(MATERIAL PROVIDED)
— BEGIN —

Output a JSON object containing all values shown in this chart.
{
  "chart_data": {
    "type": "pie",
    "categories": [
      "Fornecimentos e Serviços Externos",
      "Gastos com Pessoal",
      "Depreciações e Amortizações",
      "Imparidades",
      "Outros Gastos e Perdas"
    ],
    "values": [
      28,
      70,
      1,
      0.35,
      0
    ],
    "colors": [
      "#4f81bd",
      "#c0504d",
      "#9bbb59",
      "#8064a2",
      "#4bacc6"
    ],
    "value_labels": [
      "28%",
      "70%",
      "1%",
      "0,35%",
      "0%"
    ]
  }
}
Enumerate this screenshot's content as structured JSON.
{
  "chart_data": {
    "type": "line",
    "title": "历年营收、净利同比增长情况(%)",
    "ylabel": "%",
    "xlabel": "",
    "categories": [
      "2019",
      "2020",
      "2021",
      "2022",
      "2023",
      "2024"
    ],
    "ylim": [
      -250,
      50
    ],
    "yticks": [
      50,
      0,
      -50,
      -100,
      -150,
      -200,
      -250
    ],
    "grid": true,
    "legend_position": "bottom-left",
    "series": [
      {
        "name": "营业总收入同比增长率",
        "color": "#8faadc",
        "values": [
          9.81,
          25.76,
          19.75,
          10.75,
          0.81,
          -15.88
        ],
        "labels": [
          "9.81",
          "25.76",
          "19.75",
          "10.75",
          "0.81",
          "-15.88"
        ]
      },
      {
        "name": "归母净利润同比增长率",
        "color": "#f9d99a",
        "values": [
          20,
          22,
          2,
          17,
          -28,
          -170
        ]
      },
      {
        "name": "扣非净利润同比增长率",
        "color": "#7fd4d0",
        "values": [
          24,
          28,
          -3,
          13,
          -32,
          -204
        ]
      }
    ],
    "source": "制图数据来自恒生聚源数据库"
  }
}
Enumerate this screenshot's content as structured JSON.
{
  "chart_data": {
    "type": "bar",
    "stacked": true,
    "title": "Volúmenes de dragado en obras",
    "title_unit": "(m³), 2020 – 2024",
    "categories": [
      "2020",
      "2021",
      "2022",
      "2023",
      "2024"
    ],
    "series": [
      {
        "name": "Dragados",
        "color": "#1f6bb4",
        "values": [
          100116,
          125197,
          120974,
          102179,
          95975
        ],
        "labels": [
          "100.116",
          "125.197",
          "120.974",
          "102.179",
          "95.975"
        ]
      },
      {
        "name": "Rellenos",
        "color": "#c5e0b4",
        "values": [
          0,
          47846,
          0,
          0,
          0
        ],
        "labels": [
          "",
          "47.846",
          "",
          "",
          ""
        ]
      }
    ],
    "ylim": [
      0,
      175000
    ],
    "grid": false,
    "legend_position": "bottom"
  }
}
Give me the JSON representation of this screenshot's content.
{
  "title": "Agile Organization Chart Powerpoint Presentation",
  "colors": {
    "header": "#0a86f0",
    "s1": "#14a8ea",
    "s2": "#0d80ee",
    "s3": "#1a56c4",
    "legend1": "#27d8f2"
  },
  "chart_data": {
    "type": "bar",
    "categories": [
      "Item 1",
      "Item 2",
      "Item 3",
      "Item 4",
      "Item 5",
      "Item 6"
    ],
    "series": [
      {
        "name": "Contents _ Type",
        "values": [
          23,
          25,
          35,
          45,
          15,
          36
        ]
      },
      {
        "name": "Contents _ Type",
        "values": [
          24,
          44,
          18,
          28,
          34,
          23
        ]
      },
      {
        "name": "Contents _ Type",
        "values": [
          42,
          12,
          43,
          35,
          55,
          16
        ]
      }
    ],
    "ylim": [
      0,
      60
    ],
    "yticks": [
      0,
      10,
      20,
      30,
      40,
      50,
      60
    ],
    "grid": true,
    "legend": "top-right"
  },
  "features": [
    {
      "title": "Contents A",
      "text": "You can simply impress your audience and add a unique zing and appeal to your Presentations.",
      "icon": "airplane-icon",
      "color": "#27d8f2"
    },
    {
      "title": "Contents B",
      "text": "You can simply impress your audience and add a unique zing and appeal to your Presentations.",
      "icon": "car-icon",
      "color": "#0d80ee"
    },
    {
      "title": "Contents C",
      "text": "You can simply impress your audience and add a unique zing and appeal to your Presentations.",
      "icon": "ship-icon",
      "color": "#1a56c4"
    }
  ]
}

— END —

(GIVEN REQUEST) Transcribe every record above exactly as it appears.

(CORRECT ANSWER)
Output a JSON object containing all values shown in this chart.
{
  "chart_data": {
    "type": "pie",
    "categories": [
      "Fornecimentos e Serviços Externos",
      "Gastos com Pessoal",
      "Depreciações e Amortizações",
      "Imparidades",
      "Outros Gastos e Perdas"
    ],
    "values": [
      28,
      70,
      1,
      0.35,
      0
    ],
    "colors": [
      "#4f81bd",
      "#c0504d",
      "#9bbb59",
      "#8064a2",
      "#4bacc6"
    ],
    "value_labels": [
      "28%",
      "70%",
      "1%",
      "0,35%",
      "0%"
    ]
  }
}
Enumerate this screenshot's content as structured JSON.
{
  "chart_data": {
    "type": "line",
    "title": "历年营收、净利同比增长情况(%)",
    "ylabel": "%",
    "xlabel": "",
    "categories": [
      "2019",
      "2020",
      "2021",
      "2022",
      "2023",
      "2024"
    ],
    "ylim": [
      -250,
      50
    ],
    "yticks": [
      50,
      0,
      -50,
      -100,
      -150,
      -200,
      -250
    ],
    "grid": true,
    "legend_position": "bottom-left",
    "series": [
      {
        "name": "营业总收入同比增长率",
        "color": "#8faadc",
        "values": [
          9.81,
          25.76,
          19.75,
          10.75,
          0.81,
          -15.88
        ],
        "labels": [
          "9.81",
          "25.76",
          "19.75",
          "10.75",
          "0.81",
          "-15.88"
        ]
      },
      {
        "name": "归母净利润同比增长率",
        "color": "#f9d99a",
        "values": [
          20,
          22,
          2,
          17,
          -28,
          -170
        ]
      },
      {
        "name": "扣非净利润同比增长率",
        "color": "#7fd4d0",
        "values": [
          24,
          28,
          -3,
          13,
          -32,
          -204
        ]
      }
    ],
    "source": "制图数据来自恒生聚源数据库"
  }
}
Enumerate this screenshot's content as structured JSON.
{
  "chart_data": {
    "type": "bar",
    "stacked": true,
    "title": "Volúmenes de dragado en obras",
    "title_unit": "(m³), 2020 – 2024",
    "categories": [
      "2020",
      "2021",
      "2022",
      "2023",
      "2024"
    ],
    "series": [
      {
        "name": "Dragados",
        "color": "#1f6bb4",
        "values": [
          100116,
          125197,
          120974,
          102179,
          95975
        ],
        "labels": [
          "100.116",
          "125.197",
          "120.974",
          "102.179",
          "95.975"
        ]
      },
      {
        "name": "Rellenos",
        "color": "#c5e0b4",
        "values": [
          0,
          47846,
          0,
          0,
          0
        ],
        "labels": [
          "",
          "47.846",
          "",
          "",
          ""
        ]
      }
    ],
    "ylim": [
      0,
      175000
    ],
    "grid": false,
    "legend_position": "bottom"
  }
}
Give me the JSON representation of this screenshot's content.
{
  "title": "Agile Organization Chart Powerpoint Presentation",
  "colors": {
    "header": "#0a86f0",
    "s1": "#14a8ea",
    "s2": "#0d80ee",
    "s3": "#1a56c4",
    "legend1": "#27d8f2"
  },
  "chart_data": {
    "type": "bar",
    "categories": [
      "Item 1",
      "Item 2",
      "Item 3",
      "Item 4",
      "Item 5",
      "Item 6"
    ],
    "series": [
      {
        "name": "Contents _ Type",
        "values": [
          23,
          25,
          35,
          45,
          15,
          36
        ]
      },
      {
        "name": "Contents _ Type",
        "values": [
          24,
          44,
          18,
          28,
          34,
          23
        ]
      },
      {
        "name": "Contents _ Type",
        "values": [
          42,
          12,
          43,
          35,
          55,
          16
        ]
      }
    ],
    "ylim": [
      0,
      60
    ],
    "yticks": [
      0,
      10,
      20,
      30,
      40,
      50,
      60
    ],
    "grid": true,
    "legend": "top-right"
  },
  "features": [
    {
      "title": "Contents A",
      "text": "You can simply impress your audience and add a unique zing and appeal to your Presentations.",
      "icon": "airplane-icon",
      "color": "#27d8f2"
    },
    {
      "title": "Contents B",
      "text": "You can simply impress your audience and add a unique zing and appeal to your Presentations.",
      "icon": "car-icon",
      "color": "#0d80ee"
    },
    {
      "title": "Contents C",
      "text": "You can simply impress your audience and add a unique zing and appeal to your Presentations.",
      "icon": "ship-icon",
      "color": "#1a56c4"
    }
  ]
}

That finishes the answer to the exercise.